#### [Text passage]
▬▬▬▬▬▬

December 19, 2011
Pradip Bhaumik
Special Counsel
Securities and Exchange Commission
Division of Corporation Finance
Washington, D.C. 20549
Re: October 5, 2011 Inquiry
Ladies and Gentlemen:
On behalf of Rockwood Holdings, Inc. (the “Company”), we respond to the October 5, 2011 letter (the “SEC Letter”) from the Securities and Exchange Commission (the “Commission”) seeking information about the Company’s “past, current, and anticipated contacts with Iran and Syria, whether through subsidiaries, joint ventures, distributors, third-party sales representatives, or other direct or indirect arrangements” since the Company’s August 5, 2005 letter to the Commission. The information herein reflects the Company’s best knowledge based on a comprehensive review of information in the Company’s possession about its business activity through its subsidiaries as well as joint ventures, distributors, third-party sales representatives, and other direct or indirect arrangements since August 5, 2005 with individuals, entities, and organizations associated with Iran and Syria.
At the outset, we note that the Company is a global specialty chemicals and advanced materials company with approximately 9,700 employees and 81 facilities in more than 23 countries. For the year ended December 31, 2010, the Company had approximately $3.2 billion in consolidated net sales involving more than 450,000 transactions and more than 60,000 customers. The Company’s global business has grown both organically and through acquisitions, including a large acquisition in 2004 of a group of businesses from the German company Dynamit Nobel AG.
Turning to the Commission’s information request, we understand from our discussions with the Commission that the SEC Letter was prompted by a statement on a website (“buyturkey.com”), which is operated by a third party with no affiliation to the Company and which was previously unknown to the Company. This website implied that the Company’s Turkish subsidiary delivers products to Iran and Syria. The Company’s review of information concerning its Turkish subsidiary confirmed that this subsidiary has not shipped products to either Iran or Syria since August 5, 2005, does not currently ship products to either country, and does not anticipate shipping products to either country in the future. In addition, the Turkish subsidiary has confirmed that it is aware of, and in compliance with, the Company’s global
* Rockwood Holdings, Inc. has requested confidential treatment of portions of this letter pursuant to 17 C.F.R. Section 200.83.

▬▬▬▬▬▬

#### [Given information]

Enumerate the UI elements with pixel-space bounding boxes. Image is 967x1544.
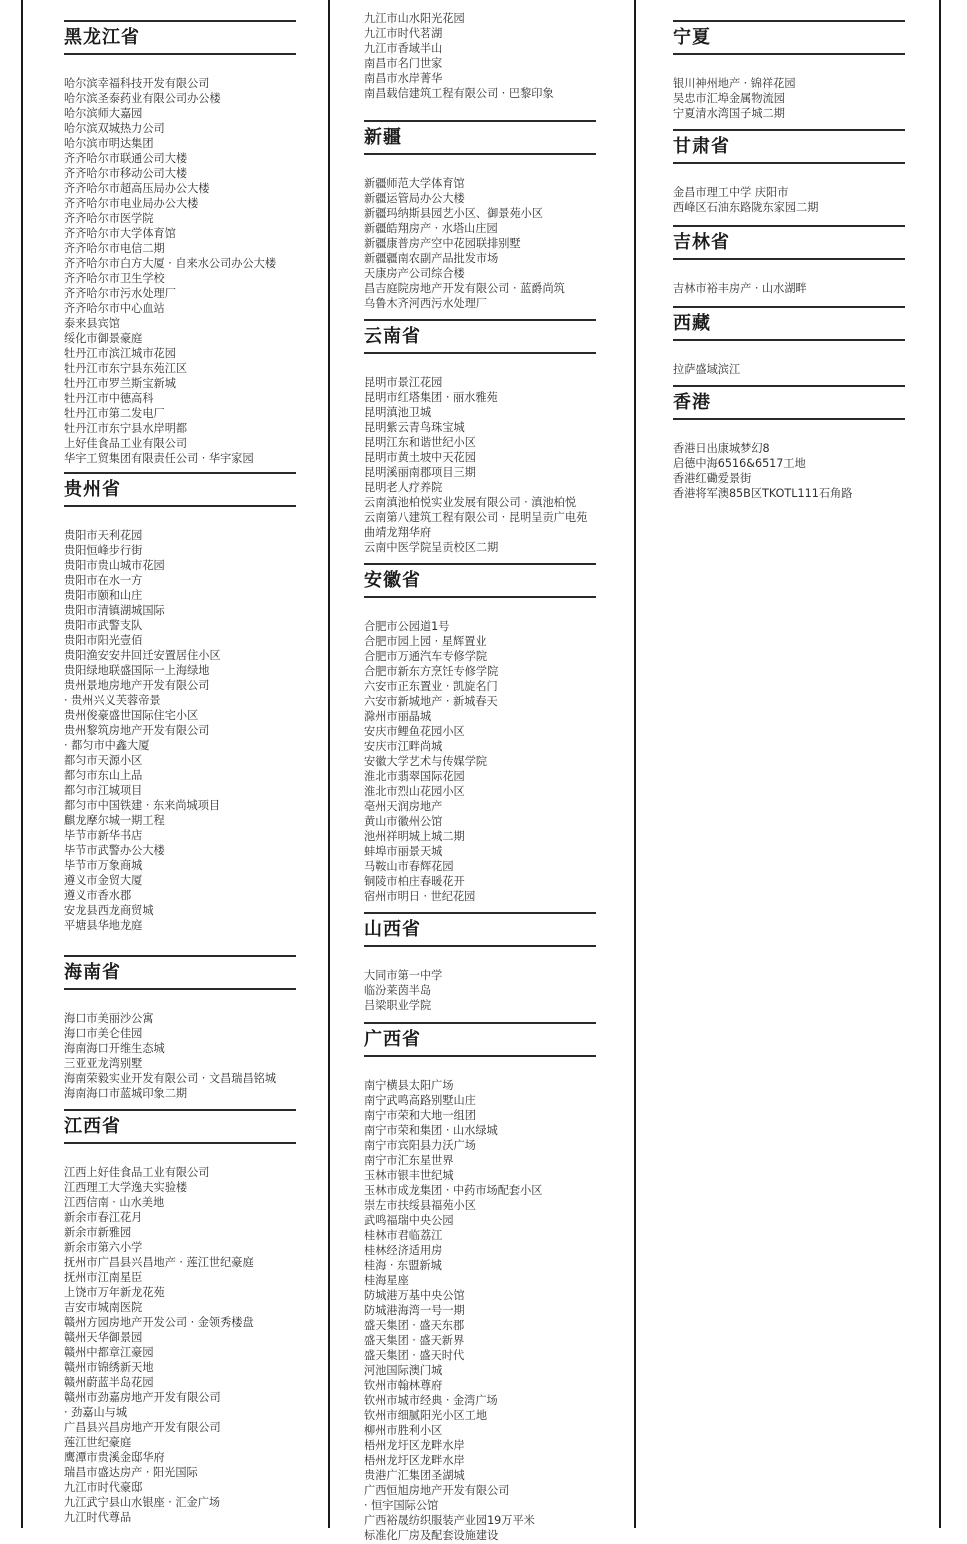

▬▬▬▬▬▬

#### [Problems and tasks]
1. Give every complete date (month, day, and year) that appears in the letter about contacts with Iran and Syria.
2. Write the next part of the letter about contacts with Iran and Syria, picking up where it stops.

#### [The results]
1.
December 19, 2011
October 5, 2011
August 5, 2005
December 31, 2010

2.
policy prohibiting dealings involving Iran and Syria. The Company has no information about the source of the incorrect information on this third party website and has instructed the website’s operator to make immediate appropriate corrections, which the operator appears to have done.
With respect to the Company’s contacts with Iran since the Company’s August 5, 2005 letter to the Commission, we believe some background will be useful to the Commission. In a letter from the Company to the Commission dated July 18, 2005, the Company informed the Commission that some of its foreign subsidiaries had sales in Iran and identified a number of Iranian customers that had submitted purchase orders which at the time of the July 18, 2005 letter had not yet been fulfilled. In addition, the Company identified two license agreements between one of its German subsidiaries and two customers (one of which was terminable only once per year and the other of which was terminable only once every two years). The Company stated in this July 18, 2005 letter that these then-outstanding orders would be fulfilled by such foreign subsidiaries and that such German subsidiary would fulfill its contractual obligations under the two then-existing license agreements. Finally, the Company’s July 18, 2005 letter stated that, aside from these then-existing obligations, the Company would cease conducting business in Iran.(1) (In a letter dated June 28, 2005 to the Commission, the Company had expressed its belief, which the Company continues to hold, that none of these sales into Iran violated any United States or foreign law.)
In September 2005, the Company issued its global policy prohibiting all new business — even if lawful under U.S. law — involving Iran (and other state sponsors of terrorism including Syria).(2)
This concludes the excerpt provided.